* START Materials provided *
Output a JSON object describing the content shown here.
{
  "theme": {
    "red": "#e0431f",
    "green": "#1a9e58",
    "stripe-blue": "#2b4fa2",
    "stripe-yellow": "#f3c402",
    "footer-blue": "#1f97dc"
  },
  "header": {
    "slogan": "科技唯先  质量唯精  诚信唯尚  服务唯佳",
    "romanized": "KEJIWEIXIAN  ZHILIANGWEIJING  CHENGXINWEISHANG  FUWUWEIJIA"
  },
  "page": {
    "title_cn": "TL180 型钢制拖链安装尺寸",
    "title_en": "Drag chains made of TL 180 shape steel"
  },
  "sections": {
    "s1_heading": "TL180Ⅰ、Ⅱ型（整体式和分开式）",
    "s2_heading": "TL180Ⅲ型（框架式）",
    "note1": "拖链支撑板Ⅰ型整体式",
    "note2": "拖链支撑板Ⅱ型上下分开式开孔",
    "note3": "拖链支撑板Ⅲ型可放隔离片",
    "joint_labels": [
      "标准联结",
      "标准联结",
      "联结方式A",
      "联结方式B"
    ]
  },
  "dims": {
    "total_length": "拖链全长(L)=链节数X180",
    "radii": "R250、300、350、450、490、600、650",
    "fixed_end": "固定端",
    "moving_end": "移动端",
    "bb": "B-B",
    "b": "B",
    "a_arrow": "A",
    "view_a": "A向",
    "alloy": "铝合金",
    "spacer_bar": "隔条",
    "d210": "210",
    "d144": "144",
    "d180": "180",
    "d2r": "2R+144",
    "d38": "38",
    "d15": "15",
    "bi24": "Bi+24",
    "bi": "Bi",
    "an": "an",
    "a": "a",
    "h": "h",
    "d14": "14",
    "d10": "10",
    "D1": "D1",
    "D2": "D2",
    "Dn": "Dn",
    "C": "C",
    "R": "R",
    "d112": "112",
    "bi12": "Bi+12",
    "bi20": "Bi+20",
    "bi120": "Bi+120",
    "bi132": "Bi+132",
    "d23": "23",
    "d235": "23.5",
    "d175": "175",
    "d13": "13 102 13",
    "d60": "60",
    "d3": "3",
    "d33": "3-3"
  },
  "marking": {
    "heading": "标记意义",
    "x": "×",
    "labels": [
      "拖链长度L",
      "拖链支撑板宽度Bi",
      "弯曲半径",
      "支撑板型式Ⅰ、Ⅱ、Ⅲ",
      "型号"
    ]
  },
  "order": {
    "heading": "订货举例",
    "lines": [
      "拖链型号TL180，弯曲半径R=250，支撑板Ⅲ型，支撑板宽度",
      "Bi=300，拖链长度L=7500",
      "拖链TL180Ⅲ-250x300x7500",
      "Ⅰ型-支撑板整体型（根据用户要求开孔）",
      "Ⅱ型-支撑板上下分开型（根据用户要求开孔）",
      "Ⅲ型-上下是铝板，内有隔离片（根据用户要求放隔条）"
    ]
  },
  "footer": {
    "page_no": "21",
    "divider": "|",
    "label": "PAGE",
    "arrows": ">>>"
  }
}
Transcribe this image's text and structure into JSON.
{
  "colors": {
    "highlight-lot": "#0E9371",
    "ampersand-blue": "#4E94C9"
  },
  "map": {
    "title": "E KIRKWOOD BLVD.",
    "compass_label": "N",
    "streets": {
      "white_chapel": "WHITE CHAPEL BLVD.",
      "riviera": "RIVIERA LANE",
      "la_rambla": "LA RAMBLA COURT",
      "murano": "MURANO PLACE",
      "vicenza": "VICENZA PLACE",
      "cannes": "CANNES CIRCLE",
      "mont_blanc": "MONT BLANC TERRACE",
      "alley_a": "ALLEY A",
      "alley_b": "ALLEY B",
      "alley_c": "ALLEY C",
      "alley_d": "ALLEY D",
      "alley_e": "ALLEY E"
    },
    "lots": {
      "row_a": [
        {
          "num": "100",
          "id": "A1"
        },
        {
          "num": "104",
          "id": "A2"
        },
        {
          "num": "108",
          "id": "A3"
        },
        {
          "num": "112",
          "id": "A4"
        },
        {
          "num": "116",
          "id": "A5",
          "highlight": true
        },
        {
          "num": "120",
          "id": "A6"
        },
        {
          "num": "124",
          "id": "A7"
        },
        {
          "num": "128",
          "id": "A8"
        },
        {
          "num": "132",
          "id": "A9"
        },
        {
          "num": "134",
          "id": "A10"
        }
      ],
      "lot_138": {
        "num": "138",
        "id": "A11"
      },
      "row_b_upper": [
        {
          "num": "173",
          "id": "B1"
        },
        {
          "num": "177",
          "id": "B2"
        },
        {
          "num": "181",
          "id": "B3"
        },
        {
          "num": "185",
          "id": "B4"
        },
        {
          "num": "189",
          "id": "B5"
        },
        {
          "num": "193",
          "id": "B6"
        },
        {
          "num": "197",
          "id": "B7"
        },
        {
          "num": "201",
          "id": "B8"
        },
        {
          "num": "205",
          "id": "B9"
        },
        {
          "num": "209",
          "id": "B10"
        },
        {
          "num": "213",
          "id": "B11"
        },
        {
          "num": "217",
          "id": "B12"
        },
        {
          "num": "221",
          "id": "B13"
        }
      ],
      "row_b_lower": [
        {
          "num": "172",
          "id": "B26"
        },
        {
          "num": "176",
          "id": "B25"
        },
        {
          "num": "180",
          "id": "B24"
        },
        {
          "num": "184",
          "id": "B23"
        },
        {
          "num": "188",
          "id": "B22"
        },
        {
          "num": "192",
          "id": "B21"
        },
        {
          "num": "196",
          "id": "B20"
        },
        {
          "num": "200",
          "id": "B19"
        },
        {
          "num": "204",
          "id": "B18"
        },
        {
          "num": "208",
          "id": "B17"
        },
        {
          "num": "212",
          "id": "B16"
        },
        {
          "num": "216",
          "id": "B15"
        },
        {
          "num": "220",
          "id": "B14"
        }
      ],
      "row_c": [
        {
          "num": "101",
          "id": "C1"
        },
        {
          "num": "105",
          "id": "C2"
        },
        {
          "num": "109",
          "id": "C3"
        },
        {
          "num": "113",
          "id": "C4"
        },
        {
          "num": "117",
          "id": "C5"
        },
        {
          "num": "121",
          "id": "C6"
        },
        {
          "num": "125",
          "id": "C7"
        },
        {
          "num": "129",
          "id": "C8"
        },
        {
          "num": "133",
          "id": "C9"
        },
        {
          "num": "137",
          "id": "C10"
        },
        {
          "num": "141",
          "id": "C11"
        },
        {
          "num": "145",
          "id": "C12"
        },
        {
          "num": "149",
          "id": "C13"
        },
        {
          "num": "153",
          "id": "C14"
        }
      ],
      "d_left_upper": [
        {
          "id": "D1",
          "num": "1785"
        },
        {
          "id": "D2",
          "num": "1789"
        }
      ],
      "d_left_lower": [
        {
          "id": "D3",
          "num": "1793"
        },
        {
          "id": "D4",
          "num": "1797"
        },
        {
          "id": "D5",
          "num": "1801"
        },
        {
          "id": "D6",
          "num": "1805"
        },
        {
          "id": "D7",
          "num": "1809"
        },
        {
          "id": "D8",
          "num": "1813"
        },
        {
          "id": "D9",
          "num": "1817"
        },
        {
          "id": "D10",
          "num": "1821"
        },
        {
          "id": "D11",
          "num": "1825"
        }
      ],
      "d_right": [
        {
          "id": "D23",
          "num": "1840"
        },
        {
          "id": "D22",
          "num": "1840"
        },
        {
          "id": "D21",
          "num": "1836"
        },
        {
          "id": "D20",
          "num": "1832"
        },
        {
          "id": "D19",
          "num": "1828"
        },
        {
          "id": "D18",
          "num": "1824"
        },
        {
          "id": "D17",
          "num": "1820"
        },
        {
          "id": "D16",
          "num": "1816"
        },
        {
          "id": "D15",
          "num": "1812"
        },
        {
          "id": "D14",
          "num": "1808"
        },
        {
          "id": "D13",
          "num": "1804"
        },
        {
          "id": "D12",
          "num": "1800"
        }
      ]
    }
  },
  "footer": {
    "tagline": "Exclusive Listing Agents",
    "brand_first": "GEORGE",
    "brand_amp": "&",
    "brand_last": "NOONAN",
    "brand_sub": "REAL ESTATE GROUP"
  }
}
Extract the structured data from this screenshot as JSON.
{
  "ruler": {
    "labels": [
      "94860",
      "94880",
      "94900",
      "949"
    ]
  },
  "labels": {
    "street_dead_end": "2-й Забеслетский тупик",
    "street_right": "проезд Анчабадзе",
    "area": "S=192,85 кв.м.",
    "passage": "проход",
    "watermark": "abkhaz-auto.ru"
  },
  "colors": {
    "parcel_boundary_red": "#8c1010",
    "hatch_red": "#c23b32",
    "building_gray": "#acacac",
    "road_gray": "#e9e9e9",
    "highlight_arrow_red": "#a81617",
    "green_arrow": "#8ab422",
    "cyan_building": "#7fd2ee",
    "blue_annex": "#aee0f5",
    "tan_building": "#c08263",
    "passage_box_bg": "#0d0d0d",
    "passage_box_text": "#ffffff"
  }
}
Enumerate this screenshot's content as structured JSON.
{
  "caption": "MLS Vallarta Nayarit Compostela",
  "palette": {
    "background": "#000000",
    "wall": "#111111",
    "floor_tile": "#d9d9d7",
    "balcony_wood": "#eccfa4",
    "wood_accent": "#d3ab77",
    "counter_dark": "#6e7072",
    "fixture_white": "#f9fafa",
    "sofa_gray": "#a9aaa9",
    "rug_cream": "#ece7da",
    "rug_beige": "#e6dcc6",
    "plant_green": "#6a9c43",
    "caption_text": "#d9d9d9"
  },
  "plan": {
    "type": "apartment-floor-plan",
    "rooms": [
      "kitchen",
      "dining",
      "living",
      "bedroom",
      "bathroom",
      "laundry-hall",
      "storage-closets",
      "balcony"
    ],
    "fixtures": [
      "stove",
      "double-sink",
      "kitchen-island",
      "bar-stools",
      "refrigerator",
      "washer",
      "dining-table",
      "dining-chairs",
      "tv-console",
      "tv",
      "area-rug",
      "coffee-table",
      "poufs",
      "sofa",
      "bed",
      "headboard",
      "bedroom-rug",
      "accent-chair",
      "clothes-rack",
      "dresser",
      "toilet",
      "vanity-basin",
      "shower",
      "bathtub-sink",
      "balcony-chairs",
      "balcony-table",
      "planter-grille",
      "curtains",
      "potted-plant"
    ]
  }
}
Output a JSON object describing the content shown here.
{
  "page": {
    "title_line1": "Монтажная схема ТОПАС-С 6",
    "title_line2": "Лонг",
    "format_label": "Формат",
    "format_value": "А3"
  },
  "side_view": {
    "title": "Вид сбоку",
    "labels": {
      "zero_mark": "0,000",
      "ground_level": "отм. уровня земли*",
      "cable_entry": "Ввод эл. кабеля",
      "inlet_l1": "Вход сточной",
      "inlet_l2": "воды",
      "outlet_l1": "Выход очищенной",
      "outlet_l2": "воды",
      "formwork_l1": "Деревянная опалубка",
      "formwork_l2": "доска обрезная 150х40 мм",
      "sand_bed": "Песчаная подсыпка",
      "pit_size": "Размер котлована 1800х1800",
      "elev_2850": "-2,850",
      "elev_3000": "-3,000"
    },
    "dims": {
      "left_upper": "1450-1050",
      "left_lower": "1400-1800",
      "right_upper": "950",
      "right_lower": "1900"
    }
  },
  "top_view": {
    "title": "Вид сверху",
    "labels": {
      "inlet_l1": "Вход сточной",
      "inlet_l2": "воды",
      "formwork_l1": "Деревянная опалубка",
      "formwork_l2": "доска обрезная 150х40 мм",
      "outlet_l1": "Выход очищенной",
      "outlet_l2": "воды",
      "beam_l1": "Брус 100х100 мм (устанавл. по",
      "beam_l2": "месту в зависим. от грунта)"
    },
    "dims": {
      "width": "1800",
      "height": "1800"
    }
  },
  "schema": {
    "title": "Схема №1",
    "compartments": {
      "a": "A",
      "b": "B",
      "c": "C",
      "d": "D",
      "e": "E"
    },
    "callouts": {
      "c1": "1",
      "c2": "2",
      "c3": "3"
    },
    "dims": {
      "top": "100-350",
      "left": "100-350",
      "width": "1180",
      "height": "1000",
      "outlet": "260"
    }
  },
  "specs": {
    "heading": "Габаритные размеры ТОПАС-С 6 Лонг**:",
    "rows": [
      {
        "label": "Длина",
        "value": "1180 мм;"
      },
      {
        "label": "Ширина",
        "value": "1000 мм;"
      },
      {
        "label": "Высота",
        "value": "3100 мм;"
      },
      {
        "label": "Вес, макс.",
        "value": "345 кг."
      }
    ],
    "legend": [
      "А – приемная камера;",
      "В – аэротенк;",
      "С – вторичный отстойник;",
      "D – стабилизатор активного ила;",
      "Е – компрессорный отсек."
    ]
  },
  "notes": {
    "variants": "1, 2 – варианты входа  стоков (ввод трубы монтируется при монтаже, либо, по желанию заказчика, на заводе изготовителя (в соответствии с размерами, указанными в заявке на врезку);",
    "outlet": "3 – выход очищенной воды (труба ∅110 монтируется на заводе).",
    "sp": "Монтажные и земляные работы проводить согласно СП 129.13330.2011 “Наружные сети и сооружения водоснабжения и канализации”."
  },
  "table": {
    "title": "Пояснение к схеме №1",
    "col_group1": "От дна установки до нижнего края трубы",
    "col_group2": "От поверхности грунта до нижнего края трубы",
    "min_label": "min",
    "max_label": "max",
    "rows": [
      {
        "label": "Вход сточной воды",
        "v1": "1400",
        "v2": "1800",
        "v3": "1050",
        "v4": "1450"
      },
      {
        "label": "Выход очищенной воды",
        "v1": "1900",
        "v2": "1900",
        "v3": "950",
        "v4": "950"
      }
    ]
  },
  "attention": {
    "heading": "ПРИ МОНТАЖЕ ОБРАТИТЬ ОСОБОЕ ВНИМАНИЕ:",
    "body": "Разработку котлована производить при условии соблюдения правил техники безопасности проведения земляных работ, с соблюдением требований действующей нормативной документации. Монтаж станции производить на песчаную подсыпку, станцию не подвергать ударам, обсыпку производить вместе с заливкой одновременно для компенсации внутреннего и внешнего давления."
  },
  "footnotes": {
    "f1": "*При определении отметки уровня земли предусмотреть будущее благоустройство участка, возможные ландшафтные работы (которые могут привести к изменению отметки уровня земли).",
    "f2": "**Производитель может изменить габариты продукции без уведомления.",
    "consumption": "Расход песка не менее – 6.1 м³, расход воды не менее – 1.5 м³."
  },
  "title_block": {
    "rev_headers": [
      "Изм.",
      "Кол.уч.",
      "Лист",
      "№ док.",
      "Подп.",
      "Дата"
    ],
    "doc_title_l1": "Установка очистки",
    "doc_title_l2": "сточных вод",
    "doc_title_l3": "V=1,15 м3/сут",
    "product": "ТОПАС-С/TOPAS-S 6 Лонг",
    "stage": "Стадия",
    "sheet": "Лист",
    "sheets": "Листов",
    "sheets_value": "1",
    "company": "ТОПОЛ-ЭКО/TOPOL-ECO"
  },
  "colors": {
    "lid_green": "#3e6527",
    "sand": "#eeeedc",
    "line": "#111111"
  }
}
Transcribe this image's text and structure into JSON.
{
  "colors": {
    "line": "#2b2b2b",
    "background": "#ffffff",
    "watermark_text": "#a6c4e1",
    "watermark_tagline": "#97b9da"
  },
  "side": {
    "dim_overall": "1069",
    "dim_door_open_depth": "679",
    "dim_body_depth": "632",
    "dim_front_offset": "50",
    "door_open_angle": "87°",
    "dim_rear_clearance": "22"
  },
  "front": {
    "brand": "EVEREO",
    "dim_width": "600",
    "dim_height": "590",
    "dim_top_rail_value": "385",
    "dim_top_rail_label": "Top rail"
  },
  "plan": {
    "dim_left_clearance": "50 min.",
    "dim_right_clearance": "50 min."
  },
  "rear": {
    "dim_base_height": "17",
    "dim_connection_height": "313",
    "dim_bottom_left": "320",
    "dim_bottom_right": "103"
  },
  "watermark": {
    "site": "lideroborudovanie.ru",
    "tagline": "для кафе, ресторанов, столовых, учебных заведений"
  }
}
* END Materials provided *
### What you are asked to do
Count how many lines above carry the word "this". Only the number is required.

### Full answer
4